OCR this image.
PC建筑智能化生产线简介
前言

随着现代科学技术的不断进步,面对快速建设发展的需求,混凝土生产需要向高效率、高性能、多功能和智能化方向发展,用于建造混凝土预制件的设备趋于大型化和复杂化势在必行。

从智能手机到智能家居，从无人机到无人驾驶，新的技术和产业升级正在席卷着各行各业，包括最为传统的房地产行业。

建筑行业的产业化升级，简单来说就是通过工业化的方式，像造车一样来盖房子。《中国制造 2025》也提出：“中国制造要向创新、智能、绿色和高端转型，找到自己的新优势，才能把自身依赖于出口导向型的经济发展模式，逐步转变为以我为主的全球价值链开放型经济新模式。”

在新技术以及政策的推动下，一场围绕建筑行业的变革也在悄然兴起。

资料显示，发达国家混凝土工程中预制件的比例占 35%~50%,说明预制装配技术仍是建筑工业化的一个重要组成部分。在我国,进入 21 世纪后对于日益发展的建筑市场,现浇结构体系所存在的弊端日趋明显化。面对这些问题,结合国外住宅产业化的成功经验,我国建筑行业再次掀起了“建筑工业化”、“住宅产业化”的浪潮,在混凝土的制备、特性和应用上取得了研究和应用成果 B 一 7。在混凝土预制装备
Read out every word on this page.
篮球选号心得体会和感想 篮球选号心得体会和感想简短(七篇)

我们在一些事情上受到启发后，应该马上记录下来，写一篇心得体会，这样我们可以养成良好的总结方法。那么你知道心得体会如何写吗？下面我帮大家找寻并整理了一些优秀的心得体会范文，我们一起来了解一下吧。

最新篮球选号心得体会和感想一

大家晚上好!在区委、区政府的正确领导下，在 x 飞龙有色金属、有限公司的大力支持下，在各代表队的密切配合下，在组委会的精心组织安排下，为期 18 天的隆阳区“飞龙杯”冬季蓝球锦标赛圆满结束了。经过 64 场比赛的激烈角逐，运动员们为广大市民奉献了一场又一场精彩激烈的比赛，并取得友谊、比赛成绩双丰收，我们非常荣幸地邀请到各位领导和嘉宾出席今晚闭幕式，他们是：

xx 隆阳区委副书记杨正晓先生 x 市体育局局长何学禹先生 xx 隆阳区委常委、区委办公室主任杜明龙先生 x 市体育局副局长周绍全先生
────
What to produce: The full set of records should be duplicated exactly.

Output of the task:
OCR this image.
PC建筑智能化生产线简介
前言

随着现代科学技术的不断进步,面对快速建设发展的需求,混凝土生产需要向高效率、高性能、多功能和智能化方向发展,用于建造混凝土预制件的设备趋于大型化和复杂化势在必行。

从智能手机到智能家居，从无人机到无人驾驶，新的技术和产业升级正在席卷着各行各业，包括最为传统的房地产行业。

建筑行业的产业化升级，简单来说就是通过工业化的方式，像造车一样来盖房子。《中国制造 2025》也提出：“中国制造要向创新、智能、绿色和高端转型，找到自己的新优势，才能把自身依赖于出口导向型的经济发展模式，逐步转变为以我为主的全球价值链开放型经济新模式。”

在新技术以及政策的推动下，一场围绕建筑行业的变革也在悄然兴起。

资料显示，发达国家混凝土工程中预制件的比例占 35%~50%,说明预制装配技术仍是建筑工业化的一个重要组成部分。在我国,进入 21 世纪后对于日益发展的建筑市场,现浇结构体系所存在的弊端日趋明显化。面对这些问题,结合国外住宅产业化的成功经验,我国建筑行业再次掀起了“建筑工业化”、“住宅产业化”的浪潮,在混凝土的制备、特性和应用上取得了研究和应用成果 B 一 7。在混凝土预制装备
Read out every word on this page.
篮球选号心得体会和感想 篮球选号心得体会和感想简短(七篇)

我们在一些事情上受到启发后，应该马上记录下来，写一篇心得体会，这样我们可以养成良好的总结方法。那么你知道心得体会如何写吗？下面我帮大家找寻并整理了一些优秀的心得体会范文，我们一起来了解一下吧。

最新篮球选号心得体会和感想一

大家晚上好!在区委、区政府的正确领导下，在 x 飞龙有色金属、有限公司的大力支持下，在各代表队的密切配合下，在组委会的精心组织安排下，为期 18 天的隆阳区“飞龙杯”冬季蓝球锦标赛圆满结束了。经过 64 场比赛的激烈角逐，运动员们为广大市民奉献了一场又一场精彩激烈的比赛，并取得友谊、比赛成绩双丰收，我们非常荣幸地邀请到各位领导和嘉宾出席今晚闭幕式，他们是：

xx 隆阳区委副书记杨正晓先生 x 市体育局局长何学禹先生 xx 隆阳区委常委、区委办公室主任杜明龙先生 x 市体育局副局长周绍全先生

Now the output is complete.